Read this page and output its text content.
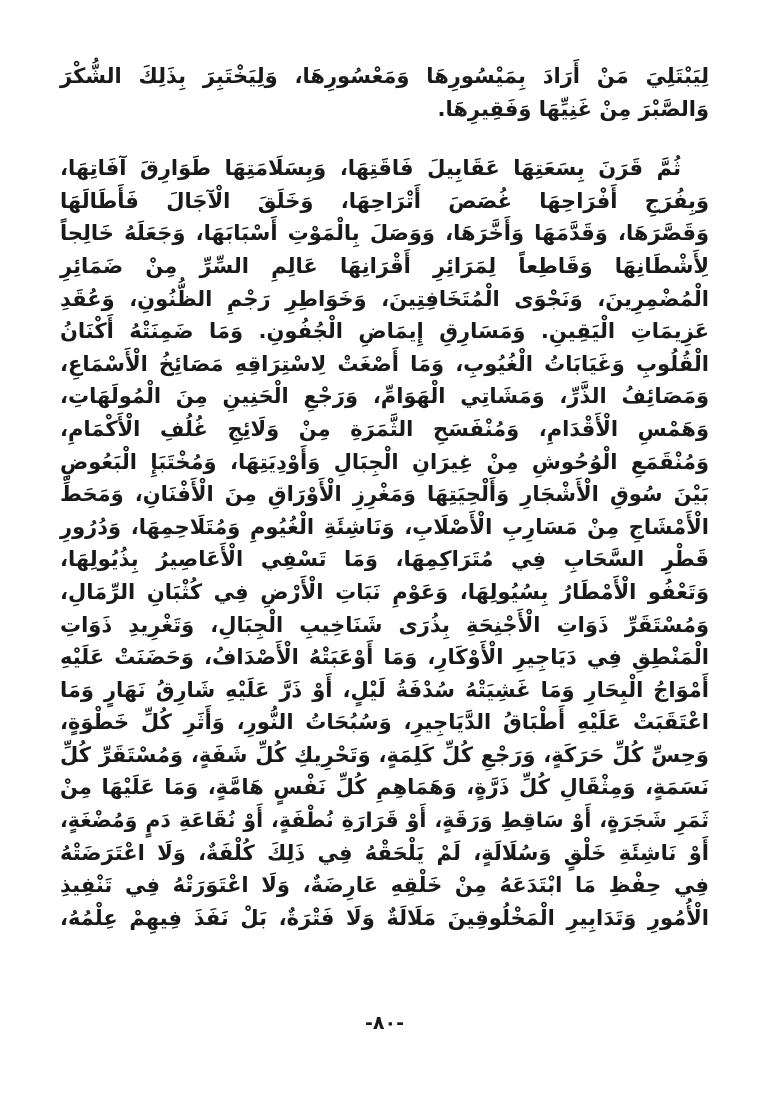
لِيَبْتَلِيَ مَنْ أَرَادَ بِمَيْسُورِهَا وَمَعْسُورِهَا، وَلِيَخْتَبِرَ بِذَلِكَ الشُّكْرَ
وَالصَّبْرَ مِنْ غَنِيِّهَا وَفَقِيرِهَا.

ثُمَّ قَرَنَ بِسَعَتِهَا عَقَابِيلَ فَاقَتِهَا، وَبِسَلَامَتِهَا طَوَارِقَ آفَاتِهَا،
وَبِفُرَجِ أَفْرَاحِهَا غُصَصَ أَتْرَاحِهَا، وَخَلَقَ الْآجَالَ فَأَطَالَهَا
وَقَصَّرَهَا، وَقَدَّمَهَا وَأَخَّرَهَا، وَوَصَلَ بِالْمَوْتِ أَسْبَابَهَا، وَجَعَلَهُ خَالِجاً
لِأَشْطَانِهَا وَقَاطِعاً لِمَرَائِرِ أَقْرَانِهَا عَالِمِ السِّرِّ مِنْ ضَمَائِرِ
الْمُضْمِرِينَ، وَنَجْوَى الْمُتَخَافِتِينَ، وَخَوَاطِرِ رَجْمِ الظُّنُونِ، وَعُقَدِ
عَزِيمَاتِ الْيَقِينِ. وَمَسَارِقِ إِيمَاضِ الْجُفُونِ. وَمَا ضَمِنَتْهُ أَكْنَانُ
الْقُلُوبِ وَغَيَابَاتُ الْغُيُوبِ، وَمَا أَصْغَتْ لِاسْتِرَاقِهِ مَصَائِخُ الْأَسْمَاعِ،
وَمَصَائِفُ الذَّرِّ، وَمَشَاتِي الْهَوَامِّ، وَرَجْعِ الْحَنِينِ مِنَ الْمُولَهَاتِ،
وَهَمْسِ الْأَقْدَامِ، وَمُنْفَسَحِ الثَّمَرَةِ مِنْ وَلَائِجِ غُلُفِ الْأَكْمَامِ،
وَمُنْقَمَعِ الْوُحُوشِ مِنْ غِيرَانِ الْجِبَالِ وَأَوْدِيَتِهَا، وَمُخْتَبَإِ الْبَعُوضِ
بَيْنَ سُوقِ الْأَشْجَارِ وَأَلْحِيَتِهَا وَمَغْرِزِ الْأَوْرَاقِ مِنَ الْأَفْنَانِ، وَمَحَطِّ
الْأَمْشَاجِ مِنْ مَسَارِبِ الْأَصْلَابِ، وَنَاشِئَةِ الْغُيُومِ وَمُتَلَاحِمِهَا، وَدُرُورِ
قَطْرِ السَّحَابِ فِي مُتَرَاكِمِهَا، وَمَا تَسْفِي الْأَعَاصِيرُ بِذُيُولِهَا،
وَتَعْفُو الْأَمْطَارُ بِسُيُولِهَا، وَعَوْمِ نَبَاتِ الْأَرْضِ فِي كُثْبَانِ الرِّمَالِ،
وَمُسْتَقَرِّ ذَوَاتِ الْأَجْنِحَةِ بِذُرَى شَنَاخِيبِ الْجِبَالِ، وَتَغْرِيدِ ذَوَاتِ
الْمَنْطِقِ فِي دَيَاجِيرِ الْأَوْكَارِ، وَمَا أَوْعَبَتْهُ الْأَصْدَافُ، وَحَضَنَتْ عَلَيْهِ
أَمْوَاجُ الْبِحَارِ وَمَا غَشِيَتْهُ سُدْفَةُ لَيْلٍ، أَوْ ذَرَّ عَلَيْهِ شَارِقُ نَهَارٍ وَمَا
اعْتَقَبَتْ عَلَيْهِ أَطْبَاقُ الدَّيَاجِيرِ، وَسُبُحَاتُ النُّورِ، وَأَثَرِ كُلِّ خَطْوَةٍ،
وَحِسِّ كُلِّ حَرَكَةٍ، وَرَجْعِ كُلِّ كَلِمَةٍ، وَتَحْرِيكِ كُلِّ شَفَةٍ، وَمُسْتَقَرِّ كُلِّ
نَسَمَةٍ، وَمِثْقَالِ كُلِّ ذَرَّةٍ، وَهَمَاهِمِ كُلِّ نَفْسٍ هَامَّةٍ، وَمَا عَلَيْهَا مِنْ
ثَمَرِ شَجَرَةٍ، أَوْ سَاقِطِ وَرَقَةٍ، أَوْ قَرَارَةِ نُطْفَةٍ، أَوْ نُقَاعَةِ دَمٍ وَمُضْغَةٍ،
أَوْ نَاشِئَةِ خَلْقٍ وَسُلَالَةٍ، لَمْ يَلْحَقْهُ فِي ذَلِكَ كُلْفَةٌ، وَلَا اعْتَرَضَتْهُ
فِي حِفْظِ مَا ابْتَدَعَهُ مِنْ خَلْقِهِ عَارِضَةٌ، وَلَا اعْتَوَرَتْهُ فِي تَنْفِيذِ
الْأُمُورِ وَتَدَابِيرِ الْمَخْلُوقِينَ مَلَالَةٌ وَلَا فَتْرَةٌ، بَلْ نَفَذَ فِيهِمْ عِلْمُهُ،

-٨٠-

• • •

### [INSTRUCTIONS FOR THE TASK]
In this exercise, set down all of the data exactly, without the pictures.

### [TASK RESPONSE]
Read this page and output its text content.
لِيَبْتَلِيَ مَنْ أَرَادَ بِمَيْسُورِهَا وَمَعْسُورِهَا، وَلِيَخْتَبِرَ بِذَلِكَ الشُّكْرَ
وَالصَّبْرَ مِنْ غَنِيِّهَا وَفَقِيرِهَا.

ثُمَّ قَرَنَ بِسَعَتِهَا عَقَابِيلَ فَاقَتِهَا، وَبِسَلَامَتِهَا طَوَارِقَ آفَاتِهَا،
وَبِفُرَجِ أَفْرَاحِهَا غُصَصَ أَتْرَاحِهَا، وَخَلَقَ الْآجَالَ فَأَطَالَهَا
وَقَصَّرَهَا، وَقَدَّمَهَا وَأَخَّرَهَا، وَوَصَلَ بِالْمَوْتِ أَسْبَابَهَا، وَجَعَلَهُ خَالِجاً
لِأَشْطَانِهَا وَقَاطِعاً لِمَرَائِرِ أَقْرَانِهَا عَالِمِ السِّرِّ مِنْ ضَمَائِرِ
الْمُضْمِرِينَ، وَنَجْوَى الْمُتَخَافِتِينَ، وَخَوَاطِرِ رَجْمِ الظُّنُونِ، وَعُقَدِ
عَزِيمَاتِ الْيَقِينِ. وَمَسَارِقِ إِيمَاضِ الْجُفُونِ. وَمَا ضَمِنَتْهُ أَكْنَانُ
الْقُلُوبِ وَغَيَابَاتُ الْغُيُوبِ، وَمَا أَصْغَتْ لِاسْتِرَاقِهِ مَصَائِخُ الْأَسْمَاعِ،
وَمَصَائِفُ الذَّرِّ، وَمَشَاتِي الْهَوَامِّ، وَرَجْعِ الْحَنِينِ مِنَ الْمُولَهَاتِ،
وَهَمْسِ الْأَقْدَامِ، وَمُنْفَسَحِ الثَّمَرَةِ مِنْ وَلَائِجِ غُلُفِ الْأَكْمَامِ،
وَمُنْقَمَعِ الْوُحُوشِ مِنْ غِيرَانِ الْجِبَالِ وَأَوْدِيَتِهَا، وَمُخْتَبَإِ الْبَعُوضِ
بَيْنَ سُوقِ الْأَشْجَارِ وَأَلْحِيَتِهَا وَمَغْرِزِ الْأَوْرَاقِ مِنَ الْأَفْنَانِ، وَمَحَطِّ
الْأَمْشَاجِ مِنْ مَسَارِبِ الْأَصْلَابِ، وَنَاشِئَةِ الْغُيُومِ وَمُتَلَاحِمِهَا، وَدُرُورِ
قَطْرِ السَّحَابِ فِي مُتَرَاكِمِهَا، وَمَا تَسْفِي الْأَعَاصِيرُ بِذُيُولِهَا،
وَتَعْفُو الْأَمْطَارُ بِسُيُولِهَا، وَعَوْمِ نَبَاتِ الْأَرْضِ فِي كُثْبَانِ الرِّمَالِ،
وَمُسْتَقَرِّ ذَوَاتِ الْأَجْنِحَةِ بِذُرَى شَنَاخِيبِ الْجِبَالِ، وَتَغْرِيدِ ذَوَاتِ
الْمَنْطِقِ فِي دَيَاجِيرِ الْأَوْكَارِ، وَمَا أَوْعَبَتْهُ الْأَصْدَافُ، وَحَضَنَتْ عَلَيْهِ
أَمْوَاجُ الْبِحَارِ وَمَا غَشِيَتْهُ سُدْفَةُ لَيْلٍ، أَوْ ذَرَّ عَلَيْهِ شَارِقُ نَهَارٍ وَمَا
اعْتَقَبَتْ عَلَيْهِ أَطْبَاقُ الدَّيَاجِيرِ، وَسُبُحَاتُ النُّورِ، وَأَثَرِ كُلِّ خَطْوَةٍ،
وَحِسِّ كُلِّ حَرَكَةٍ، وَرَجْعِ كُلِّ كَلِمَةٍ، وَتَحْرِيكِ كُلِّ شَفَةٍ، وَمُسْتَقَرِّ كُلِّ
نَسَمَةٍ، وَمِثْقَالِ كُلِّ ذَرَّةٍ، وَهَمَاهِمِ كُلِّ نَفْسٍ هَامَّةٍ، وَمَا عَلَيْهَا مِنْ
ثَمَرِ شَجَرَةٍ، أَوْ سَاقِطِ وَرَقَةٍ، أَوْ قَرَارَةِ نُطْفَةٍ، أَوْ نُقَاعَةِ دَمٍ وَمُضْغَةٍ،
أَوْ نَاشِئَةِ خَلْقٍ وَسُلَالَةٍ، لَمْ يَلْحَقْهُ فِي ذَلِكَ كُلْفَةٌ، وَلَا اعْتَرَضَتْهُ
فِي حِفْظِ مَا ابْتَدَعَهُ مِنْ خَلْقِهِ عَارِضَةٌ، وَلَا اعْتَوَرَتْهُ فِي تَنْفِيذِ
الْأُمُورِ وَتَدَابِيرِ الْمَخْلُوقِينَ مَلَالَةٌ وَلَا فَتْرَةٌ، بَلْ نَفَذَ فِيهِمْ عِلْمُهُ،

-٨٠-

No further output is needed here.